— begin Task material —
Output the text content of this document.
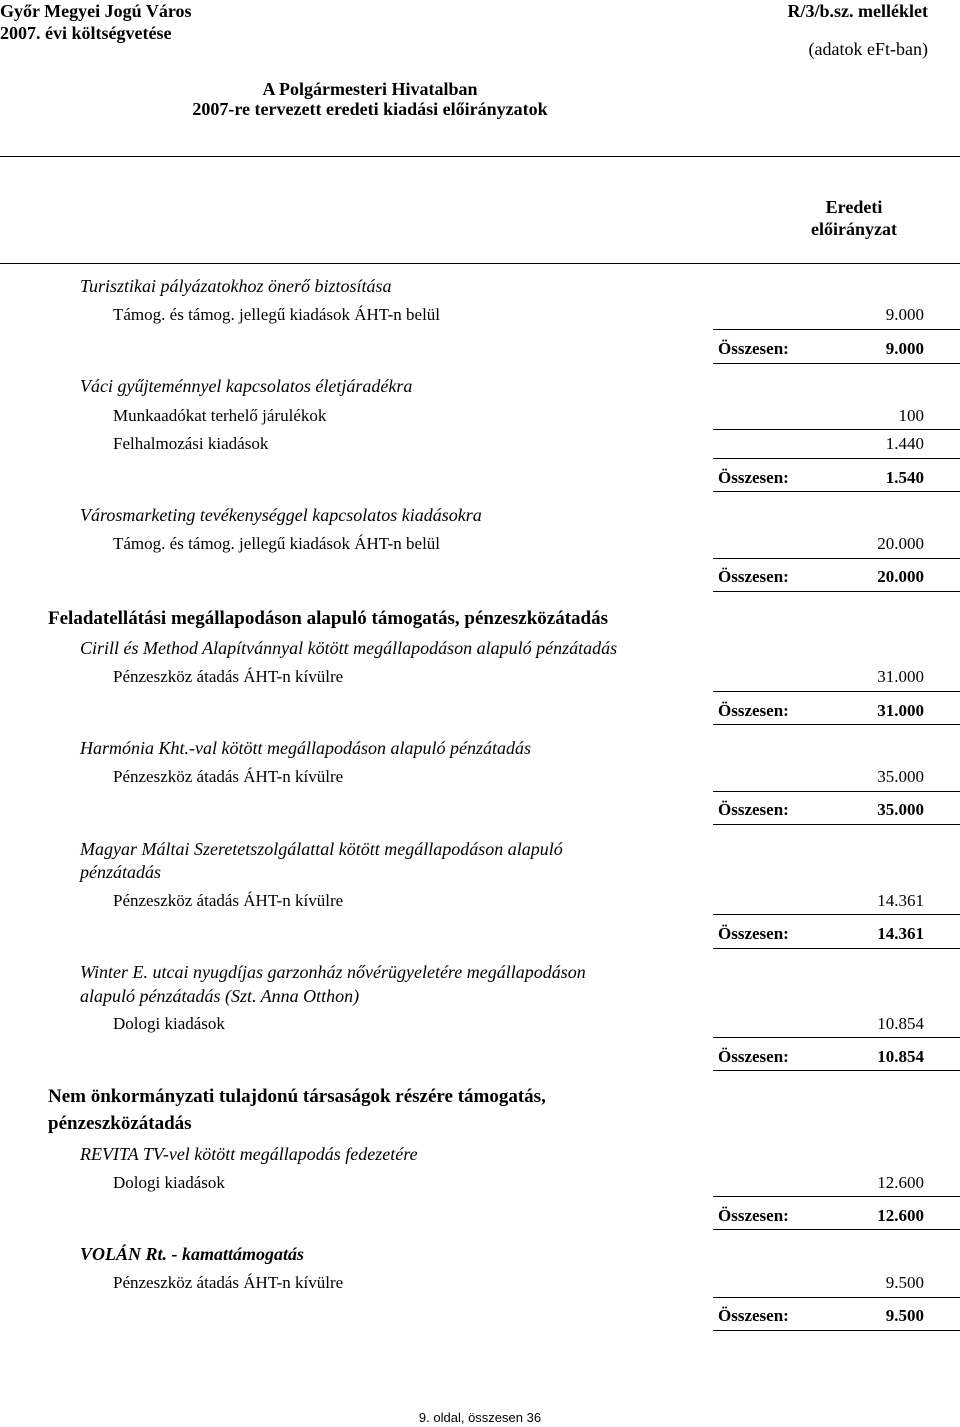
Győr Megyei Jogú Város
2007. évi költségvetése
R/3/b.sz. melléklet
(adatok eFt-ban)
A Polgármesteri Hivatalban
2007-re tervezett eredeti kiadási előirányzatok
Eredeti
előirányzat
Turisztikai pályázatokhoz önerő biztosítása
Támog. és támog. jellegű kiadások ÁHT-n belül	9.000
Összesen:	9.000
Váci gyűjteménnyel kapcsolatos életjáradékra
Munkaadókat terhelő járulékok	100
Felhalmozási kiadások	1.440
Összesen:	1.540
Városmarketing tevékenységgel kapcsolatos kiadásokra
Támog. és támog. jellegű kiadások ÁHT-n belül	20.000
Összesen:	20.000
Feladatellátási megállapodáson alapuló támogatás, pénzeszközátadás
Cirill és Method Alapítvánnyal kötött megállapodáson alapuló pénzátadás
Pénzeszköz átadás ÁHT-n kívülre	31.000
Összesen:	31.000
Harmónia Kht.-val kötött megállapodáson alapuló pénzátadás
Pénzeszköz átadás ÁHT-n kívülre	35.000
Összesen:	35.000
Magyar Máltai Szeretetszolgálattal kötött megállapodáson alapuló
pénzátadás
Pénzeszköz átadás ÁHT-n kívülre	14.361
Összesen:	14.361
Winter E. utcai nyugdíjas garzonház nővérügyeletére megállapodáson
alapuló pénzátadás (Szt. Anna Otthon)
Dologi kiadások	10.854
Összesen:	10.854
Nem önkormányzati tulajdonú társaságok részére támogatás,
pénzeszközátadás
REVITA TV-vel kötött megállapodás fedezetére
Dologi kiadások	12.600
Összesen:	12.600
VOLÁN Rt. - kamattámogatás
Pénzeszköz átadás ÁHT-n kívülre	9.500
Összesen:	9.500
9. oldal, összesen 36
— end Task material —
▶ To be done
Filter for "Dologi". Return all lines that hold it.

▶ Solution to this exercise
Dologi kiadások	10.854
Dologi kiadások	12.600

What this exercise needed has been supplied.